→ Given entries
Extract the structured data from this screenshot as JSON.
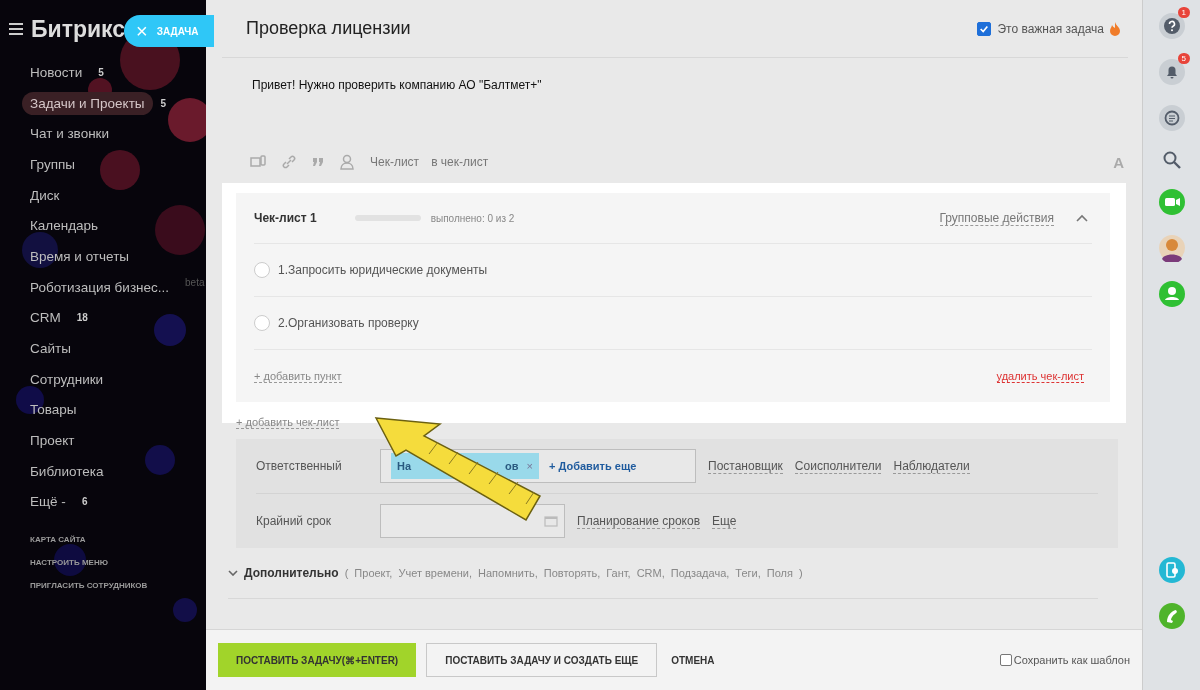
{
  "sidebar": {
    "logo": "Битрикс",
    "close_tab": {
      "icon": "×",
      "label": "ЗАДАЧА"
    },
    "items": [
      {
        "label": "Новости",
        "counter": "5",
        "selected": false
      },
      {
        "label": "Задачи и Проекты",
        "counter": "5",
        "selected": true
      },
      {
        "label": "Чат и звонки",
        "selected": false
      },
      {
        "label": "Группы",
        "selected": false
      },
      {
        "label": "Диск",
        "selected": false
      },
      {
        "label": "Календарь",
        "selected": false
      },
      {
        "label": "Время и отчеты",
        "selected": false
      },
      {
        "label": "Роботизация бизнес...",
        "tag": "beta",
        "selected": false
      },
      {
        "label": "CRM",
        "counter": "18",
        "selected": false
      },
      {
        "label": "Сайты",
        "selected": false
      },
      {
        "label": "Сотрудники",
        "selected": false
      },
      {
        "label": "Товары",
        "selected": false
      },
      {
        "label": "Проект",
        "selected": false
      },
      {
        "label": "Библиотека",
        "selected": false
      },
      {
        "label": "Ещё -",
        "counter": "6",
        "selected": false
      }
    ],
    "links": [
      "КАРТА САЙТА",
      "НАСТРОИТЬ МЕНЮ",
      "ПРИГЛАСИТЬ СОТРУДНИКОВ"
    ]
  },
  "task": {
    "title": "Проверка лицензии",
    "important": {
      "label": "Это важная задача",
      "checked": true
    },
    "description": "Привет! Нужно проверить компанию АО \"Балтмет+\"",
    "toolbar": {
      "links": [
        "Чек-лист",
        "в чек-лист"
      ],
      "format_button": "A"
    }
  },
  "checklist": {
    "title": "Чек-лист 1",
    "level": 0,
    "progress": "выполнено: 0 из 2",
    "group_actions": "Групповые действия",
    "expanded": true,
    "items": [
      {
        "text": "1.Запросить юридические документы",
        "checked": false
      },
      {
        "text": "2.Организовать проверку",
        "checked": false
      }
    ],
    "add_item": "+ добавить пункт",
    "delete": "удалить чек-лист"
  },
  "add_checklist": "+ добавить чек-лист",
  "fields": {
    "responsible": {
      "label": "Ответственный",
      "chip_start": "На",
      "chip_end": "ов",
      "chip_remove": "×",
      "add": "+ Добавить еще",
      "links": [
        "Постановщик",
        "Соисполнители",
        "Наблюдатели"
      ]
    },
    "deadline": {
      "label": "Крайний срок",
      "links": [
        "Планирование сроков",
        "Еще"
      ]
    }
  },
  "more": {
    "label": "Дополнительно",
    "open": "(",
    "items": [
      "Проект,",
      "Учет времени,",
      "Напомнить,",
      "Повторять,",
      "Гант,",
      "CRM,",
      "Подзадача,",
      "Теги,",
      "Поля"
    ],
    "close": ")"
  },
  "footer": {
    "submit": "ПОСТАВИТЬ ЗАДАЧУ(⌘+ENTER)",
    "submit_more": "ПОСТАВИТЬ ЗАДАЧУ И СОЗДАТЬ ЕЩЕ",
    "cancel": "ОТМЕНА",
    "template": {
      "label": "Сохранить как шаблон",
      "checked": false
    }
  },
  "right_bar": {
    "items": [
      {
        "kind": "help",
        "badge": "1"
      },
      {
        "kind": "bell",
        "badge": "5"
      },
      {
        "kind": "chat"
      },
      {
        "kind": "search"
      },
      {
        "kind": "video"
      },
      {
        "kind": "avatar"
      },
      {
        "kind": "person"
      },
      {
        "kind": "cloud-phone"
      },
      {
        "kind": "phone"
      }
    ]
  },
  "annotation": {
    "kind": "arrow"
  }
}
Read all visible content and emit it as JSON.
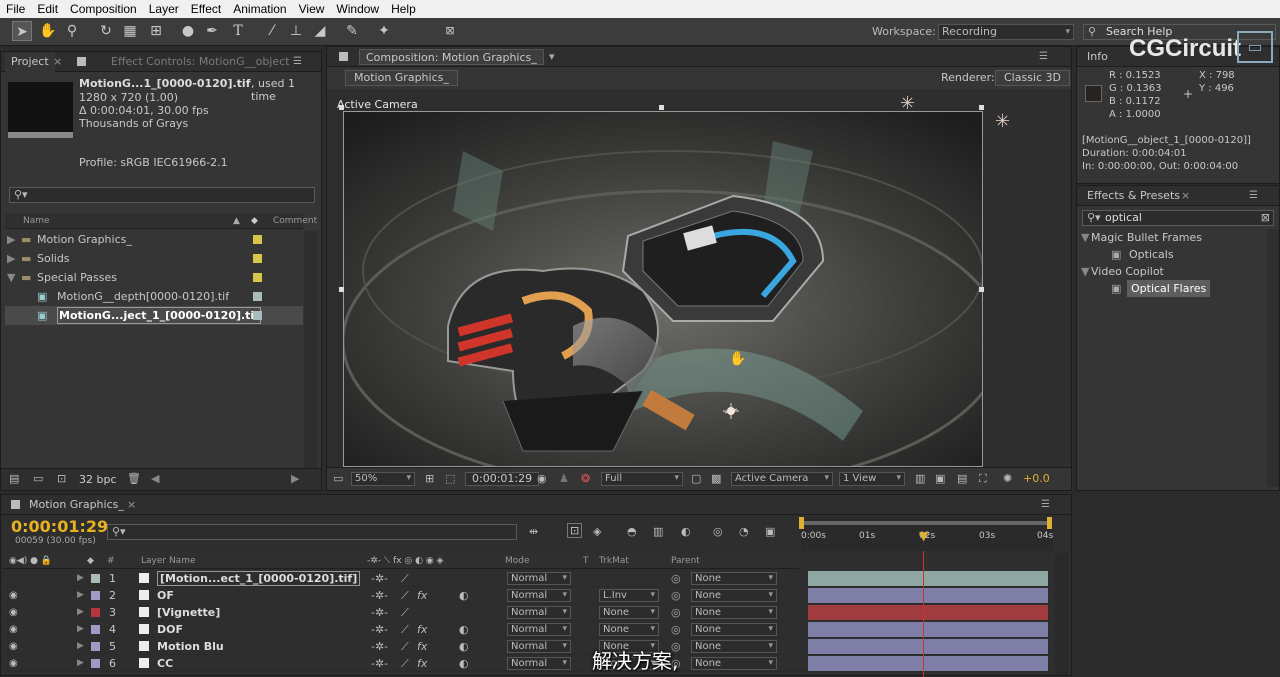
{
  "menu": [
    "File",
    "Edit",
    "Composition",
    "Layer",
    "Effect",
    "Animation",
    "View",
    "Window",
    "Help"
  ],
  "workspace": {
    "label": "Workspace:",
    "value": "Recording"
  },
  "search_help": {
    "placeholder": "Search Help"
  },
  "project": {
    "tab_project": "Project",
    "tab_effect_controls": "Effect Controls: MotionG__object",
    "footage_name": "MotionG...1_[0000-0120].tif",
    "used": ", used 1 time",
    "dims": "1280 x 720 (1.00)",
    "duration": "Δ 0:00:04:01, 30.00 fps",
    "color": "Thousands of Grays",
    "profile": "Profile: sRGB IEC61966-2.1",
    "col_name": "Name",
    "col_comment": "Comment",
    "bpc": "32 bpc",
    "items": [
      {
        "name": "Motion Graphics_",
        "color": "#d8c64a",
        "type": "folder"
      },
      {
        "name": "Solids",
        "color": "#d8c64a",
        "type": "folder"
      },
      {
        "name": "Special Passes",
        "color": "#d8c64a",
        "type": "folder-open"
      },
      {
        "name": "MotionG__depth[0000-0120].tif",
        "color": "#a9bcbb",
        "type": "file"
      },
      {
        "name": "MotionG...ject_1_[0000-0120].tif",
        "color": "#a9bcbb",
        "type": "file",
        "selected": true
      }
    ]
  },
  "comp": {
    "tab": "Composition: Motion Graphics_",
    "sub_tab": "Motion Graphics_",
    "renderer_label": "Renderer:",
    "renderer": "Classic 3D",
    "active_camera": "Active Camera",
    "zoom": "50%",
    "time": "0:00:01:29",
    "resolution": "Full",
    "view": "Active Camera",
    "views": "1 View",
    "exposure": "+0.0"
  },
  "info": {
    "tab": "Info",
    "r": "R : 0.1523",
    "g": "G : 0.1363",
    "b": "B : 0.1172",
    "a": "A : 1.0000",
    "x": "X : 798",
    "y": "Y : 496",
    "layer": "[MotionG__object_1_[0000-0120]]",
    "duration": "Duration: 0:00:04:01",
    "inout": "In: 0:00:00:00, Out: 0:00:04:00"
  },
  "watermark": "CGCircuit",
  "effects": {
    "tab": "Effects & Presets",
    "search": "optical",
    "groups": [
      {
        "name": "Magic Bullet Frames",
        "items": [
          "Opticals"
        ]
      },
      {
        "name": "Video Copilot",
        "items": [
          "Optical Flares"
        ]
      }
    ]
  },
  "timeline": {
    "tab": "Motion Graphics_",
    "timecode": "0:00:01:29",
    "frames": "00059 (30.00 fps)",
    "col_layer": "Layer Name",
    "col_mode": "Mode",
    "col_t": "T",
    "col_trkmat": "TrkMat",
    "col_parent": "Parent",
    "ruler": [
      "0:00s",
      "01s",
      "02s",
      "03s",
      "04s"
    ],
    "playhead_time": "2.0",
    "layers": [
      {
        "num": "1",
        "name": "[Motion...ect_1_[0000-0120].tif]",
        "label": "#a9bcbb",
        "mode": "Normal",
        "trkmat": "",
        "parent": "None",
        "bar": "#8fa7a3",
        "fx": false
      },
      {
        "num": "2",
        "name": "OF",
        "label": "#9e9bc6",
        "mode": "Normal",
        "trkmat": "L.Inv",
        "parent": "None",
        "bar": "#7e7ea6",
        "fx": true
      },
      {
        "num": "3",
        "name": "[Vignette]",
        "label": "#b4363b",
        "mode": "Normal",
        "trkmat": "None",
        "parent": "None",
        "bar": "#a03c40",
        "fx": false
      },
      {
        "num": "4",
        "name": "DOF",
        "label": "#9e9bc6",
        "mode": "Normal",
        "trkmat": "None",
        "parent": "None",
        "bar": "#7e7ea6",
        "fx": true
      },
      {
        "num": "5",
        "name": "Motion Blu",
        "label": "#9e9bc6",
        "mode": "Normal",
        "trkmat": "None",
        "parent": "None",
        "bar": "#7e7ea6",
        "fx": true
      },
      {
        "num": "6",
        "name": "CC",
        "label": "#9e9bc6",
        "mode": "Normal",
        "trkmat": "None",
        "parent": "None",
        "bar": "#7e7ea6",
        "fx": true
      }
    ]
  },
  "subtitle": "解决方案,"
}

→ Aim
Looking at the entries above, how many lines contain the word "counter"? Answer with the number alone.

→ Result
4